**Texto do exercício:**
Em entrevista concedida nesta terça-feira à rede de televisão ABC, o secretário da Defesa dos EUA, Robert Gates, aceitou permanecer por mais um ano no cargo, sob o mandato de Barack Obama. O curioso é que Obama não perguntou para ele se queria continuar no cargo. O que houve foi simplesmente o oferecimento de Gates. Mas este oferecimento faz parte de uma estratégia que vem sendo desenvolvida pelo Pentágono já há algum tempo. Estratégia que consiste em manter Gates no cargo e conseguir aumentar as verba para a defesa.
Com um orçamento de 855 bilhões de dólares para 2009, 2 milhões de empregados e duas guerras em andamento, o Pentágono se constitui no órgão que mais pressão vem fazendo sobre o presidente eleito. Um relatório recente, feito pelo grupo Defense Business Board, afirma que a situação atual é insustentável e se não forem feitos cortes substanciais ou mudadas as prioridades, o Pentágono vai falir. Isto que o orçamento suga 6,2% do PIB americano.

**Tarefas do exercício:**
A. No texto sobre o Pentágono, reescreva em tópicos o parágrafo que começa com "Com um orçamento de 855 bilhões de dólares", mantendo seus fatos principais.
B. Dê continuidade ao texto sobre Robert Gates e o orçamento do Pentágono, começando logo após a última frase.
Os registros não têm nenhuma relação com esta atividade.

(Itens armazenados)
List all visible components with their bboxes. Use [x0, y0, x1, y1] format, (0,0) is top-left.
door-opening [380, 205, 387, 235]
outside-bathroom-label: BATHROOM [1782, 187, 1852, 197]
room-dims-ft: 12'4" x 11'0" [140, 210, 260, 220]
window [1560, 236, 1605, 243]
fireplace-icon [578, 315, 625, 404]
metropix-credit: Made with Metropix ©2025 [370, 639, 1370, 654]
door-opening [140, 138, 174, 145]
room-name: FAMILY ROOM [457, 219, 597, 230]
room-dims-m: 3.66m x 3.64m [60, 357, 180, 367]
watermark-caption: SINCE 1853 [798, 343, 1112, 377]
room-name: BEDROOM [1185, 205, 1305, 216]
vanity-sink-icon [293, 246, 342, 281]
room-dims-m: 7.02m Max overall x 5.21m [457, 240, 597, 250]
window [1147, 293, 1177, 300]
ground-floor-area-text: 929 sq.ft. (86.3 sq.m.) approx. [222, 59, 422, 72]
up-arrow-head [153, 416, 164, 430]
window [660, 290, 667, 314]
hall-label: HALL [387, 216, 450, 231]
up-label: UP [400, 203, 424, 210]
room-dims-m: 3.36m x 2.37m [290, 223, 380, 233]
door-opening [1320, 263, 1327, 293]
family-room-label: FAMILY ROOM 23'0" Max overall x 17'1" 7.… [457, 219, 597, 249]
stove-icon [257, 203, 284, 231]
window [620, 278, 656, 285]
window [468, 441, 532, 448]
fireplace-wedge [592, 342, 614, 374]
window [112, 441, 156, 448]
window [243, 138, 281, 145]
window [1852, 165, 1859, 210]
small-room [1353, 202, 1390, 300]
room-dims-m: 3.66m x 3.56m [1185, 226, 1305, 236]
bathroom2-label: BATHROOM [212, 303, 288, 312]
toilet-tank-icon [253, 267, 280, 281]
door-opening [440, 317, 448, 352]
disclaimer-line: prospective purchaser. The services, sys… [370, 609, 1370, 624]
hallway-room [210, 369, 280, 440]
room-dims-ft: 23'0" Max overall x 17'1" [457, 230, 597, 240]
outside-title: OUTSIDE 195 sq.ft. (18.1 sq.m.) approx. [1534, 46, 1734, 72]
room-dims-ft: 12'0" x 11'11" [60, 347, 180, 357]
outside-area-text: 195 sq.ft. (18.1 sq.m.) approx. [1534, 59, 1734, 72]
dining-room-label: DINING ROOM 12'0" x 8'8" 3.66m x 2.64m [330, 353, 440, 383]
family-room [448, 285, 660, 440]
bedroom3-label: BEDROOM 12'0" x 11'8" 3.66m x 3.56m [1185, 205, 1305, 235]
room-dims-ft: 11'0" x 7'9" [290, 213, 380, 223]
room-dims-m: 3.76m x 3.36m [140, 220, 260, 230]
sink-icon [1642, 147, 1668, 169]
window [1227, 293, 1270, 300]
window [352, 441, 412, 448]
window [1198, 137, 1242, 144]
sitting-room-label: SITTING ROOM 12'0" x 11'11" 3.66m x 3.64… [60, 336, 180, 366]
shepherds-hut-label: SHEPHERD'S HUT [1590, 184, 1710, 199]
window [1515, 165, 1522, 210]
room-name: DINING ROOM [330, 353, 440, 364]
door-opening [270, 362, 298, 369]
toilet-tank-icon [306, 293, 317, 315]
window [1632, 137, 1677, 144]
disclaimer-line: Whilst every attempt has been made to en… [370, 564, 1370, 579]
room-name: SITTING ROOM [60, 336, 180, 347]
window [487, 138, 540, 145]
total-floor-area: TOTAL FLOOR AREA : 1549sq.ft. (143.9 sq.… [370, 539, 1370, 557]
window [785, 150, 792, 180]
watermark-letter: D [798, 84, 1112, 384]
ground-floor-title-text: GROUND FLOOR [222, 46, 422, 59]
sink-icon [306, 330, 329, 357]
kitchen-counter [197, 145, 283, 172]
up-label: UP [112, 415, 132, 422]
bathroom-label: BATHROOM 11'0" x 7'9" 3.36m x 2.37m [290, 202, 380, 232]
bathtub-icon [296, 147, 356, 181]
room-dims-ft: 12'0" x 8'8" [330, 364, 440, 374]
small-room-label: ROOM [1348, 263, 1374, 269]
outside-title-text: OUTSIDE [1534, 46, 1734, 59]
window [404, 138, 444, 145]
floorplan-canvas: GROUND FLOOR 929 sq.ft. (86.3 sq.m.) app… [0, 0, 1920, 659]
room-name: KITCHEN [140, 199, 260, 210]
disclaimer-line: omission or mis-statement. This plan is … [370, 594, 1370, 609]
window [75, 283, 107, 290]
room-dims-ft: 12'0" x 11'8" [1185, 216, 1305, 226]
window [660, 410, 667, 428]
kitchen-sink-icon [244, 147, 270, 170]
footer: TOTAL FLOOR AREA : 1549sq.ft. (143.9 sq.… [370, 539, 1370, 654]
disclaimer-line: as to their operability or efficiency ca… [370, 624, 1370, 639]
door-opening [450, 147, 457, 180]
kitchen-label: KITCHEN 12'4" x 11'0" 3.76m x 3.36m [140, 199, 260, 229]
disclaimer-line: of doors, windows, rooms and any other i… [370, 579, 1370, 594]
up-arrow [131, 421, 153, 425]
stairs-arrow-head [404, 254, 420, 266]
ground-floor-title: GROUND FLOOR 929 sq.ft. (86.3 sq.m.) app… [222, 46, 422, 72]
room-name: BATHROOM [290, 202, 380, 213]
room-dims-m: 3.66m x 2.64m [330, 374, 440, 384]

**Respostas:**
A.
- O Pentágono tem orçamento de 855 bilhões de dólares para 2009, 2 milhões de empregados e duas guerras em andamento.
- É o órgão que mais vem pressionando o presidente eleito.
- Um relatório recente do grupo Defense Business Board considera a situação atual insustentável.
- Segundo o relatório, o Pentágono vai falir sem cortes substanciais ou mudança de prioridades.
- O orçamento consome 6,2% do PIB americano.

B.
Lógico que um dos setores que mais faz lobby pela permanência de Gates e pelo aumento da verba, é o armamentista, que tem no Pentágono o seu maior comprador. Porém, independentemente desses aspectos, Gates tem a seu favor a mudança que provocou no quadro do Iraque. Ele substituiu Donald Rumsfeld, em 2006, e desde então conseguiu uma maior estabilização naquele país. E estabilização no Iraque é tudo o que Obama precisa para ir retirando as tropas daquele país. Assim é que, de repente, o atual secretário da Defesa pode ser um dos nomes republicanos a integrar o governo democrata de Obama.